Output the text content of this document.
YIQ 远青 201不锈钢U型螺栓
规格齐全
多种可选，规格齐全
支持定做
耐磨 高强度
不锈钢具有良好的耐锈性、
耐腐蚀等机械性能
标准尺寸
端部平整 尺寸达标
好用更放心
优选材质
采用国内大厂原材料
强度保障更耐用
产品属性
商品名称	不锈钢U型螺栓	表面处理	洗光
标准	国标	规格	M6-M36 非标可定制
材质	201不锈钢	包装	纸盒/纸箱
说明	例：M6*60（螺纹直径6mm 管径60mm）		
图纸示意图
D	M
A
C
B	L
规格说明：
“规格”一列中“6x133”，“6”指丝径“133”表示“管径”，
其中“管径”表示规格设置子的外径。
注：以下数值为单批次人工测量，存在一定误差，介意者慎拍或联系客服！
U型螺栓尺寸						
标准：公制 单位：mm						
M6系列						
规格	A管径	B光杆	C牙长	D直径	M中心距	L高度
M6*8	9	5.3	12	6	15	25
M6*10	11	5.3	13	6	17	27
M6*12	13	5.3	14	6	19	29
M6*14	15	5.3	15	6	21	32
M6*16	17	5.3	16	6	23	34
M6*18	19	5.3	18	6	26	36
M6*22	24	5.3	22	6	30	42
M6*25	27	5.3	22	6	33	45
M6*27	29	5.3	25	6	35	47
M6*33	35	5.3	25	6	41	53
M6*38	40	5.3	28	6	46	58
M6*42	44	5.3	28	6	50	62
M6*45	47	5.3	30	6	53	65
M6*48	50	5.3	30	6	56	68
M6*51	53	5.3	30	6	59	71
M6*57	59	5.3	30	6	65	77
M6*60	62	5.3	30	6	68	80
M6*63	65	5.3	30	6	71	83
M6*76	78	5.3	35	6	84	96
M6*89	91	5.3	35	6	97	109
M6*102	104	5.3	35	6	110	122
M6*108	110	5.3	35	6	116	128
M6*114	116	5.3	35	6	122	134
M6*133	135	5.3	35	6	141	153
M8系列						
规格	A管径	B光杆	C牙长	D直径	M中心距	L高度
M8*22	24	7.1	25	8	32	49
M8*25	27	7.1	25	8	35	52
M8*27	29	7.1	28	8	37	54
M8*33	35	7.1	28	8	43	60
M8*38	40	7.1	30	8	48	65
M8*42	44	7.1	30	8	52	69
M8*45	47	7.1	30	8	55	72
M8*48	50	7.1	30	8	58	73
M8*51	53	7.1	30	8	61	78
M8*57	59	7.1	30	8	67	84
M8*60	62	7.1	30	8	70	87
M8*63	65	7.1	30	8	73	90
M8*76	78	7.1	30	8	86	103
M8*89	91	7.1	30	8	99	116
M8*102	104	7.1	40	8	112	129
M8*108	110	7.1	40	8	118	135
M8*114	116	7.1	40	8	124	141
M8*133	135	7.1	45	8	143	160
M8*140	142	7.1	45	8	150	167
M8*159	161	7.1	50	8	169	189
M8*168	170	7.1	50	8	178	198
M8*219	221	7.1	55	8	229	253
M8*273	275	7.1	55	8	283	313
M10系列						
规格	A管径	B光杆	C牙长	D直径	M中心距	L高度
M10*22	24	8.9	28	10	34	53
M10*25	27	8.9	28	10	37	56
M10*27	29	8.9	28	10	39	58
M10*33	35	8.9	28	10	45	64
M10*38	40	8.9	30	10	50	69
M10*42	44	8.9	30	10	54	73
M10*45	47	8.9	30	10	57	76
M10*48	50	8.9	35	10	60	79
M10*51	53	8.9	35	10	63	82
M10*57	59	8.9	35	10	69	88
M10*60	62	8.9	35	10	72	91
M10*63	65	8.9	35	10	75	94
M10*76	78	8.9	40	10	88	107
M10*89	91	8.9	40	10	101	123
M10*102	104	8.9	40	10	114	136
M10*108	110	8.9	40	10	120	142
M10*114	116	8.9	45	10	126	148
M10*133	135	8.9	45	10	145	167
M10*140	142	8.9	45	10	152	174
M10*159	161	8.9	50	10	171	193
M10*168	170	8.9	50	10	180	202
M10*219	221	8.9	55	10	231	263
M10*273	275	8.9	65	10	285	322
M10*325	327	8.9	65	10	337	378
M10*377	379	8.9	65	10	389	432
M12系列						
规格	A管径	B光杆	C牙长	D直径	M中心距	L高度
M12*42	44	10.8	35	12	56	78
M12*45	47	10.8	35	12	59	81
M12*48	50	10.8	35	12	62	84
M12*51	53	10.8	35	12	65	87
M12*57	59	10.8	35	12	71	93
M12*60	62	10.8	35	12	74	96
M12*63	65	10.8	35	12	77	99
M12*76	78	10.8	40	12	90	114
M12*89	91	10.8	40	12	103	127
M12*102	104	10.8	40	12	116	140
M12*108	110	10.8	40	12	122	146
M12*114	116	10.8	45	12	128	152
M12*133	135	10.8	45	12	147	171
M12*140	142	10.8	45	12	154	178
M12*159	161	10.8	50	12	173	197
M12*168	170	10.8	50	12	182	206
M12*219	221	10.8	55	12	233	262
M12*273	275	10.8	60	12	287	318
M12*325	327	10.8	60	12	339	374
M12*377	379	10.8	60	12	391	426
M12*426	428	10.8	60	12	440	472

▶ [Task to carry out]:
Transcribe every record above exactly as it appears.

▶ [Response to the exercise]:
Output the text content of this document.
YIQ 远青 201不锈钢U型螺栓
规格齐全
多种可选，规格齐全
支持定做
耐磨 高强度
不锈钢具有良好的耐锈性、
耐腐蚀等机械性能
标准尺寸
端部平整 尺寸达标
好用更放心
优选材质
采用国内大厂原材料
强度保障更耐用
产品属性
商品名称	不锈钢U型螺栓	表面处理	洗光
标准	国标	规格	M6-M36 非标可定制
材质	201不锈钢	包装	纸盒/纸箱
说明	例：M6*60（螺纹直径6mm 管径60mm）		
图纸示意图
D	M
A
C
B	L
规格说明：
“规格”一列中“6x133”，“6”指丝径“133”表示“管径”，
其中“管径”表示规格设置子的外径。
注：以下数值为单批次人工测量，存在一定误差，介意者慎拍或联系客服！
U型螺栓尺寸						
标准：公制 单位：mm						
M6系列						
规格	A管径	B光杆	C牙长	D直径	M中心距	L高度
M6*8	9	5.3	12	6	15	25
M6*10	11	5.3	13	6	17	27
M6*12	13	5.3	14	6	19	29
M6*14	15	5.3	15	6	21	32
M6*16	17	5.3	16	6	23	34
M6*18	19	5.3	18	6	26	36
M6*22	24	5.3	22	6	30	42
M6*25	27	5.3	22	6	33	45
M6*27	29	5.3	25	6	35	47
M6*33	35	5.3	25	6	41	53
M6*38	40	5.3	28	6	46	58
M6*42	44	5.3	28	6	50	62
M6*45	47	5.3	30	6	53	65
M6*48	50	5.3	30	6	56	68
M6*51	53	5.3	30	6	59	71
M6*57	59	5.3	30	6	65	77
M6*60	62	5.3	30	6	68	80
M6*63	65	5.3	30	6	71	83
M6*76	78	5.3	35	6	84	96
M6*89	91	5.3	35	6	97	109
M6*102	104	5.3	35	6	110	122
M6*108	110	5.3	35	6	116	128
M6*114	116	5.3	35	6	122	134
M6*133	135	5.3	35	6	141	153
M8系列						
规格	A管径	B光杆	C牙长	D直径	M中心距	L高度
M8*22	24	7.1	25	8	32	49
M8*25	27	7.1	25	8	35	52
M8*27	29	7.1	28	8	37	54
M8*33	35	7.1	28	8	43	60
M8*38	40	7.1	30	8	48	65
M8*42	44	7.1	30	8	52	69
M8*45	47	7.1	30	8	55	72
M8*48	50	7.1	30	8	58	73
M8*51	53	7.1	30	8	61	78
M8*57	59	7.1	30	8	67	84
M8*60	62	7.1	30	8	70	87
M8*63	65	7.1	30	8	73	90
M8*76	78	7.1	30	8	86	103
M8*89	91	7.1	30	8	99	116
M8*102	104	7.1	40	8	112	129
M8*108	110	7.1	40	8	118	135
M8*114	116	7.1	40	8	124	141
M8*133	135	7.1	45	8	143	160
M8*140	142	7.1	45	8	150	167
M8*159	161	7.1	50	8	169	189
M8*168	170	7.1	50	8	178	198
M8*219	221	7.1	55	8	229	253
M8*273	275	7.1	55	8	283	313
M10系列						
规格	A管径	B光杆	C牙长	D直径	M中心距	L高度
M10*22	24	8.9	28	10	34	53
M10*25	27	8.9	28	10	37	56
M10*27	29	8.9	28	10	39	58
M10*33	35	8.9	28	10	45	64
M10*38	40	8.9	30	10	50	69
M10*42	44	8.9	30	10	54	73
M10*45	47	8.9	30	10	57	76
M10*48	50	8.9	35	10	60	79
M10*51	53	8.9	35	10	63	82
M10*57	59	8.9	35	10	69	88
M10*60	62	8.9	35	10	72	91
M10*63	65	8.9	35	10	75	94
M10*76	78	8.9	40	10	88	107
M10*89	91	8.9	40	10	101	123
M10*102	104	8.9	40	10	114	136
M10*108	110	8.9	40	10	120	142
M10*114	116	8.9	45	10	126	148
M10*133	135	8.9	45	10	145	167
M10*140	142	8.9	45	10	152	174
M10*159	161	8.9	50	10	171	193
M10*168	170	8.9	50	10	180	202
M10*219	221	8.9	55	10	231	263
M10*273	275	8.9	65	10	285	322
M10*325	327	8.9	65	10	337	378
M10*377	379	8.9	65	10	389	432
M12系列						
规格	A管径	B光杆	C牙长	D直径	M中心距	L高度
M12*42	44	10.8	35	12	56	78
M12*45	47	10.8	35	12	59	81
M12*48	50	10.8	35	12	62	84
M12*51	53	10.8	35	12	65	87
M12*57	59	10.8	35	12	71	93
M12*60	62	10.8	35	12	74	96
M12*63	65	10.8	35	12	77	99
M12*76	78	10.8	40	12	90	114
M12*89	91	10.8	40	12	103	127
M12*102	104	10.8	40	12	116	140
M12*108	110	10.8	40	12	122	146
M12*114	116	10.8	45	12	128	152
M12*133	135	10.8	45	12	147	171
M12*140	142	10.8	45	12	154	178
M12*159	161	10.8	50	12	173	197
M12*168	170	10.8	50	12	182	206
M12*219	221	10.8	55	12	233	262
M12*273	275	10.8	60	12	287	318
M12*325	327	10.8	60	12	339	374
M12*377	379	10.8	60	12	391	426
M12*426	428	10.8	60	12	440	472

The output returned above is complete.